◆ **Goal**: Leaving the pictures aside, transcribe every line below exactly.

(Structured figure records)
******************************

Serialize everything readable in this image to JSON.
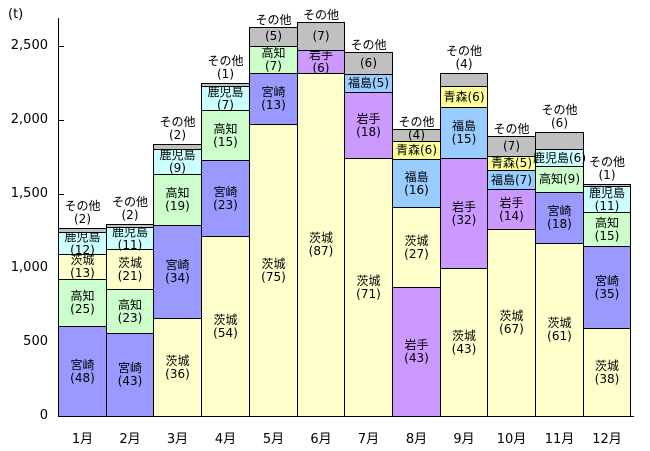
{
  "unit_label": "(t)",
  "chart_data": {
    "type": "bar",
    "stacked": true,
    "title": "",
    "ylabel": "(t)",
    "ylim": [
      0,
      2700
    ],
    "grid": false,
    "legend": "none (labels drawn inside segments)",
    "y_ticks": [
      0,
      500,
      1000,
      1500,
      2000,
      2500
    ],
    "y_tick_labels": [
      "0",
      "500",
      "1,000",
      "1,500",
      "2,000",
      "2,500"
    ],
    "categories": [
      "1月",
      "2月",
      "3月",
      "4月",
      "5月",
      "6月",
      "7月",
      "8月",
      "9月",
      "10月",
      "11月",
      "12月"
    ],
    "colors": {
      "宮崎": "#9999FF",
      "茨城": "#FFFFCC",
      "高知": "#CCFFCC",
      "鹿児島": "#CCFFFF",
      "岩手": "#CC99FF",
      "福島": "#99CCFF",
      "青森": "#FFFF99",
      "その他": "#C0C0C0"
    },
    "months": [
      {
        "label": "1月",
        "total_t": 1270,
        "note_style": "above",
        "segments": [
          {
            "name": "宮崎",
            "value": 48
          },
          {
            "name": "高知",
            "value": 25
          },
          {
            "name": "茨城",
            "value": 13
          },
          {
            "name": "鹿児島",
            "value": 12
          },
          {
            "name": "その他",
            "value": 2
          }
        ]
      },
      {
        "label": "2月",
        "total_t": 1300,
        "note_style": "above",
        "segments": [
          {
            "name": "宮崎",
            "value": 43
          },
          {
            "name": "高知",
            "value": 23
          },
          {
            "name": "茨城",
            "value": 21
          },
          {
            "name": "鹿児島",
            "value": 11
          },
          {
            "name": "その他",
            "value": 2
          }
        ]
      },
      {
        "label": "3月",
        "total_t": 1840,
        "note_style": "above",
        "segments": [
          {
            "name": "茨城",
            "value": 36
          },
          {
            "name": "宮崎",
            "value": 34
          },
          {
            "name": "高知",
            "value": 19
          },
          {
            "name": "鹿児島",
            "value": 9
          },
          {
            "name": "その他",
            "value": 2
          }
        ]
      },
      {
        "label": "4月",
        "total_t": 2250,
        "note_style": "above",
        "segments": [
          {
            "name": "茨城",
            "value": 54
          },
          {
            "name": "宮崎",
            "value": 23
          },
          {
            "name": "高知",
            "value": 15
          },
          {
            "name": "鹿児島",
            "value": 7
          },
          {
            "name": "その他",
            "value": 1
          }
        ]
      },
      {
        "label": "5月",
        "total_t": 2630,
        "note_style": "split",
        "segments": [
          {
            "name": "茨城",
            "value": 75
          },
          {
            "name": "宮崎",
            "value": 13
          },
          {
            "name": "高知",
            "value": 7
          },
          {
            "name": "その他",
            "value": 5
          }
        ]
      },
      {
        "label": "6月",
        "total_t": 2660,
        "note_style": "split",
        "segments": [
          {
            "name": "茨城",
            "value": 87
          },
          {
            "name": "岩手",
            "value": 6
          },
          {
            "name": "その他",
            "value": 7
          }
        ]
      },
      {
        "label": "7月",
        "total_t": 2460,
        "note_style": "split",
        "segments": [
          {
            "name": "茨城",
            "value": 71
          },
          {
            "name": "岩手",
            "value": 18
          },
          {
            "name": "福島",
            "value": 5,
            "inline": true
          },
          {
            "name": "その他",
            "value": 6
          }
        ]
      },
      {
        "label": "8月",
        "total_t": 1940,
        "note_style": "split",
        "segments": [
          {
            "name": "岩手",
            "value": 43
          },
          {
            "name": "茨城",
            "value": 27
          },
          {
            "name": "福島",
            "value": 16
          },
          {
            "name": "青森",
            "value": 6,
            "inline": true
          },
          {
            "name": "その他",
            "value": 4
          }
        ]
      },
      {
        "label": "9月",
        "total_t": 2320,
        "note_style": "above",
        "segments": [
          {
            "name": "茨城",
            "value": 43
          },
          {
            "name": "岩手",
            "value": 32
          },
          {
            "name": "福島",
            "value": 15
          },
          {
            "name": "青森",
            "value": 6,
            "inline": true
          },
          {
            "name": "その他",
            "value": 4
          }
        ]
      },
      {
        "label": "10月",
        "total_t": 1890,
        "note_style": "split",
        "segments": [
          {
            "name": "茨城",
            "value": 67
          },
          {
            "name": "岩手",
            "value": 14
          },
          {
            "name": "福島",
            "value": 7,
            "inline": true
          },
          {
            "name": "青森",
            "value": 5,
            "inline": true
          },
          {
            "name": "その他",
            "value": 7
          }
        ]
      },
      {
        "label": "11月",
        "total_t": 1920,
        "note_style": "above",
        "segments": [
          {
            "name": "茨城",
            "value": 61
          },
          {
            "name": "宮崎",
            "value": 18
          },
          {
            "name": "高知",
            "value": 9,
            "inline": true
          },
          {
            "name": "鹿児島",
            "value": 6,
            "inline": true
          },
          {
            "name": "その他",
            "value": 6
          }
        ]
      },
      {
        "label": "12月",
        "total_t": 1570,
        "note_style": "above",
        "segments": [
          {
            "name": "茨城",
            "value": 38
          },
          {
            "name": "宮崎",
            "value": 35
          },
          {
            "name": "高知",
            "value": 15
          },
          {
            "name": "鹿児島",
            "value": 11
          },
          {
            "name": "その他",
            "value": 1
          }
        ]
      }
    ]
  }
}
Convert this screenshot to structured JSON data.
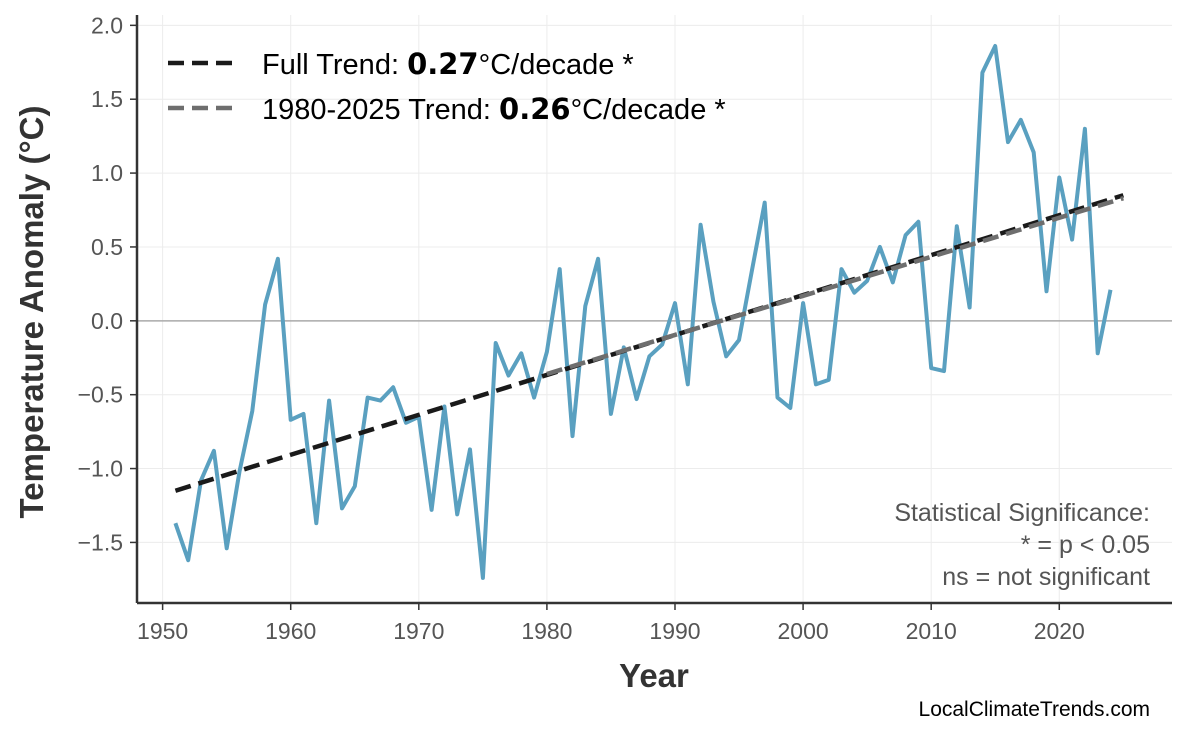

******************************

◆ **Solution**:
Serialize everything readable in this image to JSON.
{
  "unit_label": "(t)",
  "chart_data": {
    "type": "bar",
    "stacked": true,
    "title": "",
    "ylabel": "(t)",
    "ylim": [
      0,
      2700
    ],
    "grid": false,
    "legend": "none (labels drawn inside segments)",
    "y_ticks": [
      0,
      500,
      1000,
      1500,
      2000,
      2500
    ],
    "y_tick_labels": [
      "0",
      "500",
      "1,000",
      "1,500",
      "2,000",
      "2,500"
    ],
    "categories": [
      "1月",
      "2月",
      "3月",
      "4月",
      "5月",
      "6月",
      "7月",
      "8月",
      "9月",
      "10月",
      "11月",
      "12月"
    ],
    "colors": {
      "宮崎": "#9999FF",
      "茨城": "#FFFFCC",
      "高知": "#CCFFCC",
      "鹿児島": "#CCFFFF",
      "岩手": "#CC99FF",
      "福島": "#99CCFF",
      "青森": "#FFFF99",
      "その他": "#C0C0C0"
    },
    "months": [
      {
        "label": "1月",
        "total_t": 1270,
        "note_style": "above",
        "segments": [
          {
            "name": "宮崎",
            "value": 48
          },
          {
            "name": "高知",
            "value": 25
          },
          {
            "name": "茨城",
            "value": 13
          },
          {
            "name": "鹿児島",
            "value": 12
          },
          {
            "name": "その他",
            "value": 2
          }
        ]
      },
      {
        "label": "2月",
        "total_t": 1300,
        "note_style": "above",
        "segments": [
          {
            "name": "宮崎",
            "value": 43
          },
          {
            "name": "高知",
            "value": 23
          },
          {
            "name": "茨城",
            "value": 21
          },
          {
            "name": "鹿児島",
            "value": 11
          },
          {
            "name": "その他",
            "value": 2
          }
        ]
      },
      {
        "label": "3月",
        "total_t": 1840,
        "note_style": "above",
        "segments": [
          {
            "name": "茨城",
            "value": 36
          },
          {
            "name": "宮崎",
            "value": 34
          },
          {
            "name": "高知",
            "value": 19
          },
          {
            "name": "鹿児島",
            "value": 9
          },
          {
            "name": "その他",
            "value": 2
          }
        ]
      },
      {
        "label": "4月",
        "total_t": 2250,
        "note_style": "above",
        "segments": [
          {
            "name": "茨城",
            "value": 54
          },
          {
            "name": "宮崎",
            "value": 23
          },
          {
            "name": "高知",
            "value": 15
          },
          {
            "name": "鹿児島",
            "value": 7
          },
          {
            "name": "その他",
            "value": 1
          }
        ]
      },
      {
        "label": "5月",
        "total_t": 2630,
        "note_style": "split",
        "segments": [
          {
            "name": "茨城",
            "value": 75
          },
          {
            "name": "宮崎",
            "value": 13
          },
          {
            "name": "高知",
            "value": 7
          },
          {
            "name": "その他",
            "value": 5
          }
        ]
      },
      {
        "label": "6月",
        "total_t": 2660,
        "note_style": "split",
        "segments": [
          {
            "name": "茨城",
            "value": 87
          },
          {
            "name": "岩手",
            "value": 6
          },
          {
            "name": "その他",
            "value": 7
          }
        ]
      },
      {
        "label": "7月",
        "total_t": 2460,
        "note_style": "split",
        "segments": [
          {
            "name": "茨城",
            "value": 71
          },
          {
            "name": "岩手",
            "value": 18
          },
          {
            "name": "福島",
            "value": 5,
            "inline": true
          },
          {
            "name": "その他",
            "value": 6
          }
        ]
      },
      {
        "label": "8月",
        "total_t": 1940,
        "note_style": "split",
        "segments": [
          {
            "name": "岩手",
            "value": 43
          },
          {
            "name": "茨城",
            "value": 27
          },
          {
            "name": "福島",
            "value": 16
          },
          {
            "name": "青森",
            "value": 6,
            "inline": true
          },
          {
            "name": "その他",
            "value": 4
          }
        ]
      },
      {
        "label": "9月",
        "total_t": 2320,
        "note_style": "above",
        "segments": [
          {
            "name": "茨城",
            "value": 43
          },
          {
            "name": "岩手",
            "value": 32
          },
          {
            "name": "福島",
            "value": 15
          },
          {
            "name": "青森",
            "value": 6,
            "inline": true
          },
          {
            "name": "その他",
            "value": 4
          }
        ]
      },
      {
        "label": "10月",
        "total_t": 1890,
        "note_style": "split",
        "segments": [
          {
            "name": "茨城",
            "value": 67
          },
          {
            "name": "岩手",
            "value": 14
          },
          {
            "name": "福島",
            "value": 7,
            "inline": true
          },
          {
            "name": "青森",
            "value": 5,
            "inline": true
          },
          {
            "name": "その他",
            "value": 7
          }
        ]
      },
      {
        "label": "11月",
        "total_t": 1920,
        "note_style": "above",
        "segments": [
          {
            "name": "茨城",
            "value": 61
          },
          {
            "name": "宮崎",
            "value": 18
          },
          {
            "name": "高知",
            "value": 9,
            "inline": true
          },
          {
            "name": "鹿児島",
            "value": 6,
            "inline": true
          },
          {
            "name": "その他",
            "value": 6
          }
        ]
      },
      {
        "label": "12月",
        "total_t": 1570,
        "note_style": "above",
        "segments": [
          {
            "name": "茨城",
            "value": 38
          },
          {
            "name": "宮崎",
            "value": 35
          },
          {
            "name": "高知",
            "value": 15
          },
          {
            "name": "鹿児島",
            "value": 11
          },
          {
            "name": "その他",
            "value": 1
          }
        ]
      }
    ]
  }
}
Convert this screenshot to structured JSON data.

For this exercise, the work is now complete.